** START OF Text to read **
Sunday, March 16, 2014

Thoughts on describing bird sounds and sound search

Screen pics copyright earbirding.com

Wow, omg, earlier in his blog post he explains how people DO sort of use vowel sounds in a standardized way to describe bird sounds.  It absolutely made sense to me.








Then in the comments, there is the discussion shown below about being able to Sound search using standardized vowel sounds and dipthongs to search tags or descriptions, patterns of, I am assuming.  Yes, could work.  As Nathan points out, this would be affected by the person's first language.

Yes! I was just previously thinking how difficult it is for english-mother-tongues / anglophones, to remember sequences of vowels. Well, I do anyway.  Just like sequences of numbers. Like, it's hard to describe a location or name it, using only the lat long co-ordinates. And it is difficult to remember words with different patterns of consonants and vowels like many Japanese words that seem to be various combinations of consonant-vowel syllables all mixed up together.  Like, was that ka ta no be, or ka to na be or whatever, don't know if those are real japanese words, forgive me, japanese speakers. This is meant just as an example.
** END OF Text to read **
# Task brief:
Can you extract the full blog post on describing bird sounds, word for word, from its first line to its last? The rows that come next have no connection to the blog post on describing bird sounds.
** START OF Information provided **
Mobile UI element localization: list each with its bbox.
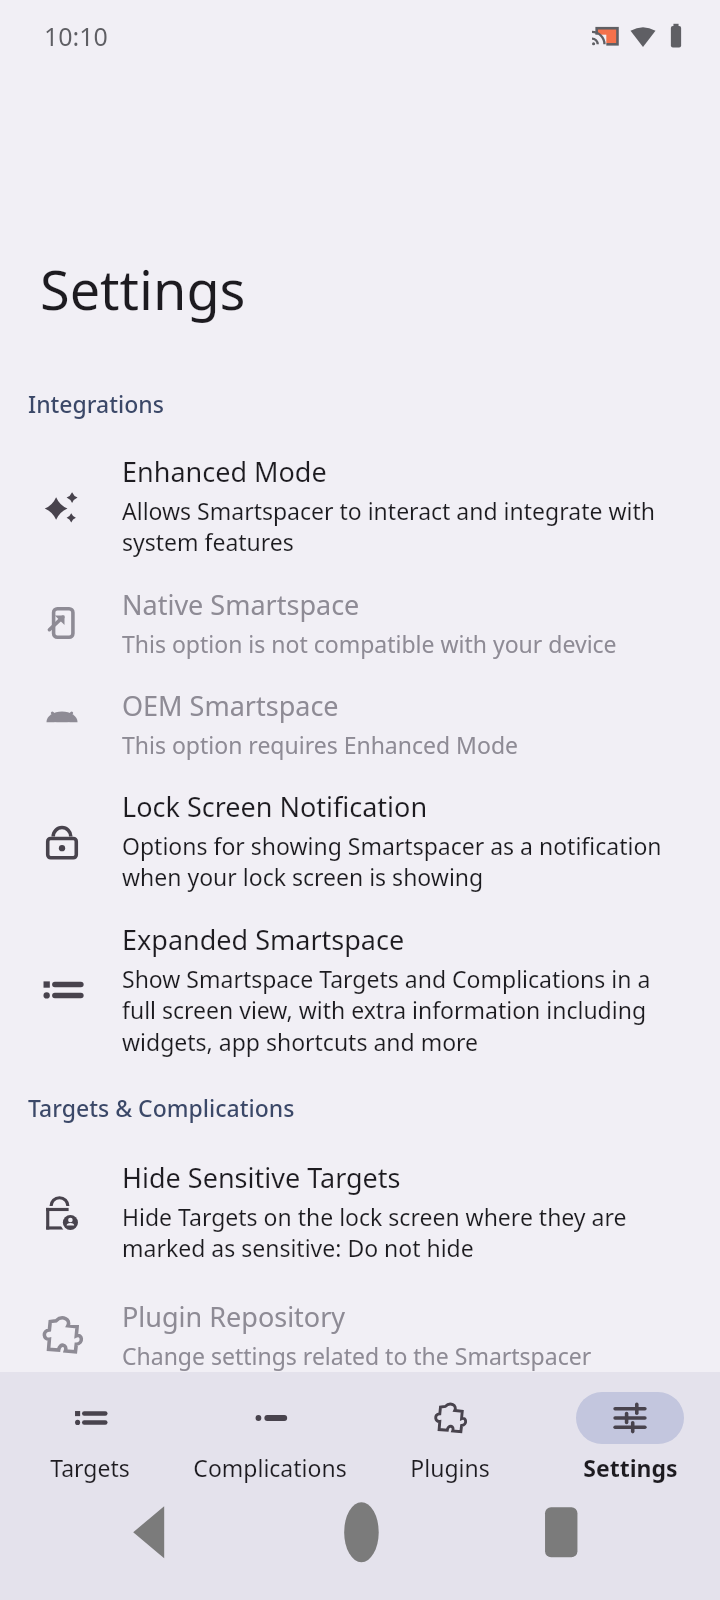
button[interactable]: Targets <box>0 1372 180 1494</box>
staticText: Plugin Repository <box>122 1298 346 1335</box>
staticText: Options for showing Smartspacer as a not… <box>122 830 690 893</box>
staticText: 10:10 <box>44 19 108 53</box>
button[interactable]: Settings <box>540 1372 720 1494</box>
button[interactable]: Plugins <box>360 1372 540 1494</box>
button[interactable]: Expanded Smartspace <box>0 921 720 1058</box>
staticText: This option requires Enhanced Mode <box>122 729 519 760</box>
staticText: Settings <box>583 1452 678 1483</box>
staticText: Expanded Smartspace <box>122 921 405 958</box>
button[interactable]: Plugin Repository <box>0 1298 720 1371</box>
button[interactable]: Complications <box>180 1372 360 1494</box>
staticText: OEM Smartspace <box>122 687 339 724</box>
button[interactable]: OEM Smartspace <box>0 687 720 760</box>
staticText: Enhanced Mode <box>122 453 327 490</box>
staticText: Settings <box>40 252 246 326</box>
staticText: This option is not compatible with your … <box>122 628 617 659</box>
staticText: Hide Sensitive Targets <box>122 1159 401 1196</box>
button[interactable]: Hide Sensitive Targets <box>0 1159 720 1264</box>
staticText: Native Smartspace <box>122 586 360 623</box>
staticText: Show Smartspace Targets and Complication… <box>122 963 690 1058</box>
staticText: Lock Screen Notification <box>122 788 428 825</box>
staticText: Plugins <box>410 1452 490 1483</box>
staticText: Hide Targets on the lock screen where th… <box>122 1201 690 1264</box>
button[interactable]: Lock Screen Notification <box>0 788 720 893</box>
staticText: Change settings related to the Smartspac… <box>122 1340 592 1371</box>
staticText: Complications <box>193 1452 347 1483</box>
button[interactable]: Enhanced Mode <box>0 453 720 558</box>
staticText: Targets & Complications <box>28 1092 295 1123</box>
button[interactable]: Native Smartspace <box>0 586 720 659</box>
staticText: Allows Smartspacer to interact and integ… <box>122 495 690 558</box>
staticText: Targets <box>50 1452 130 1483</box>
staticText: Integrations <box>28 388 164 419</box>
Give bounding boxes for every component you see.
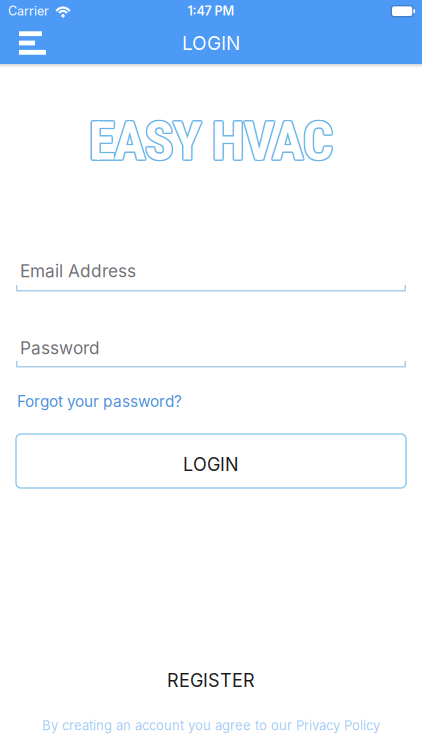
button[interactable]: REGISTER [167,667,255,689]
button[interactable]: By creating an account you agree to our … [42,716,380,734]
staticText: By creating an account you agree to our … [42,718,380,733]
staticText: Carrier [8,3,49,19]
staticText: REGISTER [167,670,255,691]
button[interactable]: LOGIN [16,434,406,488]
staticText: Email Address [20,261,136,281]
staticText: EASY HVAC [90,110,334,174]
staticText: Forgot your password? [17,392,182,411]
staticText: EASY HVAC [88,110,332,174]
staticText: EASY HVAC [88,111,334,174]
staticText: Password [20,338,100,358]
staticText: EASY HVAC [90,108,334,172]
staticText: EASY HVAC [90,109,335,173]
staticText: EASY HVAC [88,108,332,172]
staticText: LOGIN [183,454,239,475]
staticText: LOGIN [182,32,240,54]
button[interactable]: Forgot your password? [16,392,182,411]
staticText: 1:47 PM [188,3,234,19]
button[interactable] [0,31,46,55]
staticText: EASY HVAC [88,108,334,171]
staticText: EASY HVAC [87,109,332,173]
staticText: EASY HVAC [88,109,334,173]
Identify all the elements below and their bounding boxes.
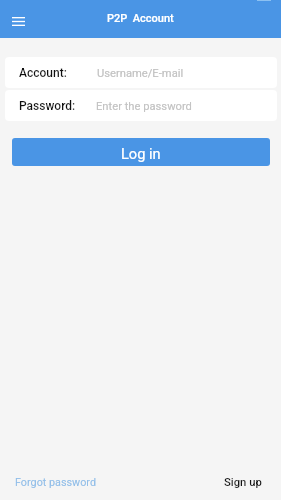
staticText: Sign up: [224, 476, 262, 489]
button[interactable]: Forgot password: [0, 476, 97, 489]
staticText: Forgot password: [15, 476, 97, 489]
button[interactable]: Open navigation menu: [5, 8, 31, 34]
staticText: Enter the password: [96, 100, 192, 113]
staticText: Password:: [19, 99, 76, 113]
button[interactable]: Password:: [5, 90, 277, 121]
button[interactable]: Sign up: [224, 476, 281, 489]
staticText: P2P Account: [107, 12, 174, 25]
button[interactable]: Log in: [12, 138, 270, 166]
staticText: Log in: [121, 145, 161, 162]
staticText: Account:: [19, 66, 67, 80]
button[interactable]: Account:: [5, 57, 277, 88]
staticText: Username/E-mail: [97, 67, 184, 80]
** END OF Information provided **
# Task result:
Sunday, March 16, 2014

Thoughts on describing bird sounds and sound search

Screen pics copyright earbirding.com

Wow, omg, earlier in his blog post he explains how people DO sort of use vowel sounds in a standardized way to describe bird sounds.  It absolutely made sense to me.








Then in the comments, there is the discussion shown below about being able to Sound search using standardized vowel sounds and dipthongs to search tags or descriptions, patterns of, I am assuming.  Yes, could work.  As Nathan points out, this would be affected by the person's first language.

Yes! I was just previously thinking how difficult it is for english-mother-tongues / anglophones, to remember sequences of vowels. Well, I do anyway.  Just like sequences of numbers. Like, it's hard to describe a location or name it, using only the lat long co-ordinates. And it is difficult to remember words with different patterns of consonants and vowels like many Japanese words that seem to be various combinations of consonant-vowel syllables all mixed up together.  Like, was that ka ta no be, or ka to na be or whatever, don't know if those are real japanese words, forgive me, japanese speakers. This is meant just as an example.